··· Stored rows ···
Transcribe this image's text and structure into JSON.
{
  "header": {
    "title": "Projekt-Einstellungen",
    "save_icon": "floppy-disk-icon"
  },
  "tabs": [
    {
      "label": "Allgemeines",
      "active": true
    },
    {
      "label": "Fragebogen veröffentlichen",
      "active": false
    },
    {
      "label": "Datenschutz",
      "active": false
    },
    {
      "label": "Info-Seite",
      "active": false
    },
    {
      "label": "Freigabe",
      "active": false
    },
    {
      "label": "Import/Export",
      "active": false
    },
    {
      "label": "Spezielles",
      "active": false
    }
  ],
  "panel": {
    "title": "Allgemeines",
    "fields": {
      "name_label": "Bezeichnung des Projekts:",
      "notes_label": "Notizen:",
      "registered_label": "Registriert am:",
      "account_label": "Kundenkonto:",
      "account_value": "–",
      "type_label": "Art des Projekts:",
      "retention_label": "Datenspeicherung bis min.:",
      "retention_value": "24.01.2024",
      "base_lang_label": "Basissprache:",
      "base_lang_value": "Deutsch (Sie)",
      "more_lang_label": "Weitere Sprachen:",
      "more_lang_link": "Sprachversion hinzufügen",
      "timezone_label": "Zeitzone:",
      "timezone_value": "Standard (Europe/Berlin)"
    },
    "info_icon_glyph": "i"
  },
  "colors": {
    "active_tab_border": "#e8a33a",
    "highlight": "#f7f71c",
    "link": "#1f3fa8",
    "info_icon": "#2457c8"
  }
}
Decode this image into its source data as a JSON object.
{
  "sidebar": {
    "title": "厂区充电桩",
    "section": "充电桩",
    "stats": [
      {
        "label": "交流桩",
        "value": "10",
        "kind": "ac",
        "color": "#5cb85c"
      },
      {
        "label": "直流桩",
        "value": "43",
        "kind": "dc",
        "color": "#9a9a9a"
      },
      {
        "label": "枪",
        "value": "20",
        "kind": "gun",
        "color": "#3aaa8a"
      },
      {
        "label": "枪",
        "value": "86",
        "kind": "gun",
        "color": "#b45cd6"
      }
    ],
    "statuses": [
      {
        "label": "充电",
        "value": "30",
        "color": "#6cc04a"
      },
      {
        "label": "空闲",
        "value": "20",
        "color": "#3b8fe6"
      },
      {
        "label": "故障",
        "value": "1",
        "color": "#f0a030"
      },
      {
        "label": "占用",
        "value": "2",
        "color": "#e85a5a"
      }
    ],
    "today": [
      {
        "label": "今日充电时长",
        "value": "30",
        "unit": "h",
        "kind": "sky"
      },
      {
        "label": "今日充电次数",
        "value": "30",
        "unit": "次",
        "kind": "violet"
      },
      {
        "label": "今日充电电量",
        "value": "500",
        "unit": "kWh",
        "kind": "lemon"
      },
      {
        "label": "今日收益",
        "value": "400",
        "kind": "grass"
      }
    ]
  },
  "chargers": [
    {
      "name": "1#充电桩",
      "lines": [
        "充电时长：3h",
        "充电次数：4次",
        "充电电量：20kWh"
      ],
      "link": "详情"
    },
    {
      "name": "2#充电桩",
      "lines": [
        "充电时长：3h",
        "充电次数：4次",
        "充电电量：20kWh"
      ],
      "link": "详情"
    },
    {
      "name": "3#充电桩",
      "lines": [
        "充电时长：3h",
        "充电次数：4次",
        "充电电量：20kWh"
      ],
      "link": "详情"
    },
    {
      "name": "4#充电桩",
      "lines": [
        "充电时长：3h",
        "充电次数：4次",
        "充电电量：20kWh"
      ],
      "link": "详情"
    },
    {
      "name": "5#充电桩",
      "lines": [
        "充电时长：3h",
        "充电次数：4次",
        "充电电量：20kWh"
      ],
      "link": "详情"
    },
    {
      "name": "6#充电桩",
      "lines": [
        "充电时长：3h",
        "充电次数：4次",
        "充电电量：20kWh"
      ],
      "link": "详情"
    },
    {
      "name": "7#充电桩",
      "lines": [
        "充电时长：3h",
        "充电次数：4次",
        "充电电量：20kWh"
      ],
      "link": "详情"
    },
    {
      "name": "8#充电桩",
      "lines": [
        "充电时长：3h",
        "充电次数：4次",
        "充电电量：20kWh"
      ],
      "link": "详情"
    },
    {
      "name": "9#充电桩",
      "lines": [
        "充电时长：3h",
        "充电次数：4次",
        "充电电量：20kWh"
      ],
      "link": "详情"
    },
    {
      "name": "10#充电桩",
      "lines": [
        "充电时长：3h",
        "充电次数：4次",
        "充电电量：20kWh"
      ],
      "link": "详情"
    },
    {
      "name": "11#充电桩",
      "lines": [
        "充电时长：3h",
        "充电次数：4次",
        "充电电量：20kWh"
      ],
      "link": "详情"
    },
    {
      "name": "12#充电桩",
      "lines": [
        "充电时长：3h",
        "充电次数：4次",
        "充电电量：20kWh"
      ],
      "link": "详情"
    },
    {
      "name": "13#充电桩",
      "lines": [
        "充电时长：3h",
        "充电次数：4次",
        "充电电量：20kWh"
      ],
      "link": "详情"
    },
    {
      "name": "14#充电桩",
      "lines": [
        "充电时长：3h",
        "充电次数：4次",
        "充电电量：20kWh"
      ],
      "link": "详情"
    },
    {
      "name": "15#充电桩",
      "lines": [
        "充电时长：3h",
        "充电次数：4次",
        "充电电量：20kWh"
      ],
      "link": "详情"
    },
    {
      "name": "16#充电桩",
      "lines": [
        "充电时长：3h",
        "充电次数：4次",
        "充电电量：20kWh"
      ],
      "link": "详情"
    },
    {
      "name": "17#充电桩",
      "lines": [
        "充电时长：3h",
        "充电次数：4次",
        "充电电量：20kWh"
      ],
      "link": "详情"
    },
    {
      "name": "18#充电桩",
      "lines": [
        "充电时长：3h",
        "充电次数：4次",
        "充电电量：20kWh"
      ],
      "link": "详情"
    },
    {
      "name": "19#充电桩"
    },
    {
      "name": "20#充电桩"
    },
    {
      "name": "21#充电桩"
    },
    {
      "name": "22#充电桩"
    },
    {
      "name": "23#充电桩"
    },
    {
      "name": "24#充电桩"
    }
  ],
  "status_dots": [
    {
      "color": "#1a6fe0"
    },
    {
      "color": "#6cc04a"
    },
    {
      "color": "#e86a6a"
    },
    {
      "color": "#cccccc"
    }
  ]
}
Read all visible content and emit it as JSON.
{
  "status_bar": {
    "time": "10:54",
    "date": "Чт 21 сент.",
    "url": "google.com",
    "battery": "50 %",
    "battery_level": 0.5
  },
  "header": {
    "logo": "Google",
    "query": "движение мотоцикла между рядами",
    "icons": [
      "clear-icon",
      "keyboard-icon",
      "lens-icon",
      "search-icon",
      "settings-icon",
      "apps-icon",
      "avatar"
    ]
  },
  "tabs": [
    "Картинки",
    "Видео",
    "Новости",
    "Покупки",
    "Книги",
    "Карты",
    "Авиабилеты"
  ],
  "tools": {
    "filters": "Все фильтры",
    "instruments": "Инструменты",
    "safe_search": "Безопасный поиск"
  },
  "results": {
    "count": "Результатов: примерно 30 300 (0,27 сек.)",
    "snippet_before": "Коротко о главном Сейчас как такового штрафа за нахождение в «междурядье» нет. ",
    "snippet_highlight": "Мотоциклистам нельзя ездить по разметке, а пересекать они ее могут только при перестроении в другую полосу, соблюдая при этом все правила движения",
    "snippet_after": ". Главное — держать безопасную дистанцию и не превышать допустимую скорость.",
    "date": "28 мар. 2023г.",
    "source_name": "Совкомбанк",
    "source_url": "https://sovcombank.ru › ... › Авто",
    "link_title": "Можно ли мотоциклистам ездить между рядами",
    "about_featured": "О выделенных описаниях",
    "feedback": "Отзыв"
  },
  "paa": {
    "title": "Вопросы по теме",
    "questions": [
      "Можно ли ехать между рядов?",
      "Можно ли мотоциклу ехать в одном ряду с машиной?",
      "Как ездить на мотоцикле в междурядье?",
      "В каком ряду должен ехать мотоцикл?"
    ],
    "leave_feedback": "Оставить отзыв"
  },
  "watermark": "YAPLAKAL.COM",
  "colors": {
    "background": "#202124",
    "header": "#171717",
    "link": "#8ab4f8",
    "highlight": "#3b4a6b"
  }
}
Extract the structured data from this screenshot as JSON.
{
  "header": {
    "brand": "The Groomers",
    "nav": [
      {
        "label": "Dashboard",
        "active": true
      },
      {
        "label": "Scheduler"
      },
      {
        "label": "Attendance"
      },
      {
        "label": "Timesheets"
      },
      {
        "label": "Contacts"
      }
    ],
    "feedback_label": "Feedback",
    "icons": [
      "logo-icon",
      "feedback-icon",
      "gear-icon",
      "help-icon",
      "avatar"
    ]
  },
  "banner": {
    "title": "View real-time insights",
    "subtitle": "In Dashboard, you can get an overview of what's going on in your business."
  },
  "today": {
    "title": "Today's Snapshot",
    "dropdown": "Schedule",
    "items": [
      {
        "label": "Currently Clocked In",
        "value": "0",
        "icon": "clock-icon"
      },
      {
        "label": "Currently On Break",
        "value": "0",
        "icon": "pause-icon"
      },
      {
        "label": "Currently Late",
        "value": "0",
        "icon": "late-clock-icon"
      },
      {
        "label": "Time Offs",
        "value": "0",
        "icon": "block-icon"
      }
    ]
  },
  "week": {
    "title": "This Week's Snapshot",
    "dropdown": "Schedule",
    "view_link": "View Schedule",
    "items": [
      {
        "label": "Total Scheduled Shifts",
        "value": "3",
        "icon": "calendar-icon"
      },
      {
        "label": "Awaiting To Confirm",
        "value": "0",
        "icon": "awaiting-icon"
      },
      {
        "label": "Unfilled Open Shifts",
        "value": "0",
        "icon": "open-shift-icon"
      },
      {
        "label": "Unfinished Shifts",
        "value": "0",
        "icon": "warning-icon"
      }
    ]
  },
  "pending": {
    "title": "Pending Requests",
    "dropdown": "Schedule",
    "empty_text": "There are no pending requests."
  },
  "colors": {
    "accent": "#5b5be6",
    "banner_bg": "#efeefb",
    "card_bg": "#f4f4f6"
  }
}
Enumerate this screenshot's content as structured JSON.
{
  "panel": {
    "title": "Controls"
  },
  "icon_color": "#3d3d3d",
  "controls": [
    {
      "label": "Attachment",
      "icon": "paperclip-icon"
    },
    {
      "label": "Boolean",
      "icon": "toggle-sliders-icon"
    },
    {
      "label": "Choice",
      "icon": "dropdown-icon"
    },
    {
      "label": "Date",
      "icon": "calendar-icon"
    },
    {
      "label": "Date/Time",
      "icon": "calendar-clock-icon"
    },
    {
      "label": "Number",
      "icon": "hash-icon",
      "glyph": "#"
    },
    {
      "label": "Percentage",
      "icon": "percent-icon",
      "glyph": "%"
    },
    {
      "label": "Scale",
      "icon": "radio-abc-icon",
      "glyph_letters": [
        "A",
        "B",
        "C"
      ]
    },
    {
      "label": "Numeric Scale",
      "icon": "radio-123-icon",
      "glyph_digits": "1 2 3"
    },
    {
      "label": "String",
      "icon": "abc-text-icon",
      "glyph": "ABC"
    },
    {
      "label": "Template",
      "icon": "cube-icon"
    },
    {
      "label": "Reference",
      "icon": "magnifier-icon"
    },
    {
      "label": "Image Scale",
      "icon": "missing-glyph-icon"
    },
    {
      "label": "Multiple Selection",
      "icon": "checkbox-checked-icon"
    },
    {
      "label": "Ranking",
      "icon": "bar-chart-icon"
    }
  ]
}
···
Your goal:
Extract, verbatim, the lines from the one containing "Enumerate this screenshot's" through the last line of the listing above.

Written solution:
Enumerate this screenshot's content as structured JSON.
{
  "panel": {
    "title": "Controls"
  },
  "icon_color": "#3d3d3d",
  "controls": [
    {
      "label": "Attachment",
      "icon": "paperclip-icon"
    },
    {
      "label": "Boolean",
      "icon": "toggle-sliders-icon"
    },
    {
      "label": "Choice",
      "icon": "dropdown-icon"
    },
    {
      "label": "Date",
      "icon": "calendar-icon"
    },
    {
      "label": "Date/Time",
      "icon": "calendar-clock-icon"
    },
    {
      "label": "Number",
      "icon": "hash-icon",
      "glyph": "#"
    },
    {
      "label": "Percentage",
      "icon": "percent-icon",
      "glyph": "%"
    },
    {
      "label": "Scale",
      "icon": "radio-abc-icon",
      "glyph_letters": [
        "A",
        "B",
        "C"
      ]
    },
    {
      "label": "Numeric Scale",
      "icon": "radio-123-icon",
      "glyph_digits": "1 2 3"
    },
    {
      "label": "String",
      "icon": "abc-text-icon",
      "glyph": "ABC"
    },
    {
      "label": "Template",
      "icon": "cube-icon"
    },
    {
      "label": "Reference",
      "icon": "magnifier-icon"
    },
    {
      "label": "Image Scale",
      "icon": "missing-glyph-icon"
    },
    {
      "label": "Multiple Selection",
      "icon": "checkbox-checked-icon"
    },
    {
      "label": "Ranking",
      "icon": "bar-chart-icon"
    }
  ]
}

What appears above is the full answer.